[Data extracted from a collection]
▬▬▬▬▬▬
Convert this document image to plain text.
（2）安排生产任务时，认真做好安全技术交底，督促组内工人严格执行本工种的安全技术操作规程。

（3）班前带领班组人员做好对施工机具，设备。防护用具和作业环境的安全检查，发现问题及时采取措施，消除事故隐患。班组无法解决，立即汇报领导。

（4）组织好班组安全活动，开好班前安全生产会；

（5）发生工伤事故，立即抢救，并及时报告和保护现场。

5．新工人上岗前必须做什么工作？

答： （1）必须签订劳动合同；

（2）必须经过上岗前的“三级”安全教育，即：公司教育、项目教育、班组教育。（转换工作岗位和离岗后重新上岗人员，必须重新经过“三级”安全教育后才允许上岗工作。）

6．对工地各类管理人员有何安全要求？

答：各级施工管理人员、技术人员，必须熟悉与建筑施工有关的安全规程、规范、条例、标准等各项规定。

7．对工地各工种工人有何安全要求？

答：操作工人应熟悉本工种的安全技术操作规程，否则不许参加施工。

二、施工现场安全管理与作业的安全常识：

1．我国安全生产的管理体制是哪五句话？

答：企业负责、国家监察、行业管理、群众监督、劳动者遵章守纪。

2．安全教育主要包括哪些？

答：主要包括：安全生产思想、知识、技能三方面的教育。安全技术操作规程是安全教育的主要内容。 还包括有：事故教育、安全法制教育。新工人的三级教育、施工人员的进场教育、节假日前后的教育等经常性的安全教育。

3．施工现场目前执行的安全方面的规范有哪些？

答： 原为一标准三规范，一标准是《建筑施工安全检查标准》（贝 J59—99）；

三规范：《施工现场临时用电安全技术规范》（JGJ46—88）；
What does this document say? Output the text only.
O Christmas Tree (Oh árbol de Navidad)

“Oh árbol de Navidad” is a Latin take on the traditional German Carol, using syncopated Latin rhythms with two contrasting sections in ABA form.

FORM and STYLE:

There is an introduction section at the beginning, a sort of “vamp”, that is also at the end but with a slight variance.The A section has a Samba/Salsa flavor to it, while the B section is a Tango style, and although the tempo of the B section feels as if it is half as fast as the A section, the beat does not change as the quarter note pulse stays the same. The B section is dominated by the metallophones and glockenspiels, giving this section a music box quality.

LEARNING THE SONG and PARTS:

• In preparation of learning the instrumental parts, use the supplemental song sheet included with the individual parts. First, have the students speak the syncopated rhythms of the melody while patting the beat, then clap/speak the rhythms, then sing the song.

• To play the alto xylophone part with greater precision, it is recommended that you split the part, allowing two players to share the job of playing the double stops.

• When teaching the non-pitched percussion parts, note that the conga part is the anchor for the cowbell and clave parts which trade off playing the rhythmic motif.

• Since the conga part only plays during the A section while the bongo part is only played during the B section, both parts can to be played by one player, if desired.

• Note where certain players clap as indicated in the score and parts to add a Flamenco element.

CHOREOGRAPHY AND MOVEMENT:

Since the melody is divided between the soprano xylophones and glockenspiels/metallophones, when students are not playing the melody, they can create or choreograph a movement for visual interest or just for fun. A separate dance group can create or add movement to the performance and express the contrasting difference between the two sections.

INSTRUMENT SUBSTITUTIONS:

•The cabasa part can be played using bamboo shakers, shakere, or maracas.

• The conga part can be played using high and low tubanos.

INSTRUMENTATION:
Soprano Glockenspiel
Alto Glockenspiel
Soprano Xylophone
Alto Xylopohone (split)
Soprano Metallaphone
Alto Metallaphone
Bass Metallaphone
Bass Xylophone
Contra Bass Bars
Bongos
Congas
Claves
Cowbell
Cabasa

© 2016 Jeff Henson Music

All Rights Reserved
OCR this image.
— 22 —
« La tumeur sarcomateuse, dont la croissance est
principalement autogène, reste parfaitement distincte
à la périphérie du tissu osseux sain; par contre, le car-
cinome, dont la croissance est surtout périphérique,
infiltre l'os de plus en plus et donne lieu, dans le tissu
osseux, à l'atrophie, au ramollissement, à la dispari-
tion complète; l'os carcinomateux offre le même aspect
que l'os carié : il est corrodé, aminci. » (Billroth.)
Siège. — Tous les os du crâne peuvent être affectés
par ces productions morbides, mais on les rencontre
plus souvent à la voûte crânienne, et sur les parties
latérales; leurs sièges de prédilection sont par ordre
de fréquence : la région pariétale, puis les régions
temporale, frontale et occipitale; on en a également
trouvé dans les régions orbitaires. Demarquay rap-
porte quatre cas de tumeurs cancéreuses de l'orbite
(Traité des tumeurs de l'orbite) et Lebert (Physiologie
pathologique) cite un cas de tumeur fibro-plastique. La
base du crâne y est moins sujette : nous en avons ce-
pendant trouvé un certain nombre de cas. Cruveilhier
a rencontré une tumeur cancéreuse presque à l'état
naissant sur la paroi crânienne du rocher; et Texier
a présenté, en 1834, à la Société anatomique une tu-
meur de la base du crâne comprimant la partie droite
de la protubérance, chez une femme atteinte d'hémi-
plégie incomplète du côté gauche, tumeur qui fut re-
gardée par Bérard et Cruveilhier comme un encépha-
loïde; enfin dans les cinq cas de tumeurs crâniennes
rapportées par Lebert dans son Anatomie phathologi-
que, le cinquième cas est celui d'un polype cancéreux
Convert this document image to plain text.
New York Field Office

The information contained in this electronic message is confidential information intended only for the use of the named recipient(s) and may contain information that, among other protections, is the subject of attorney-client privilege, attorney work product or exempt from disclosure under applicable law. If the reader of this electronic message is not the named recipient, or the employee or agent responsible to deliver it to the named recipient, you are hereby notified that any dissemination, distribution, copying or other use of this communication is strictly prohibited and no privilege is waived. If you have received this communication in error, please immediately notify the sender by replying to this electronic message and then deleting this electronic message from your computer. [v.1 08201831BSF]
▬▬▬▬▬▬
## Written request:
Report how many lines above hold the string "players", giving nothing but the number.

## Output below:
2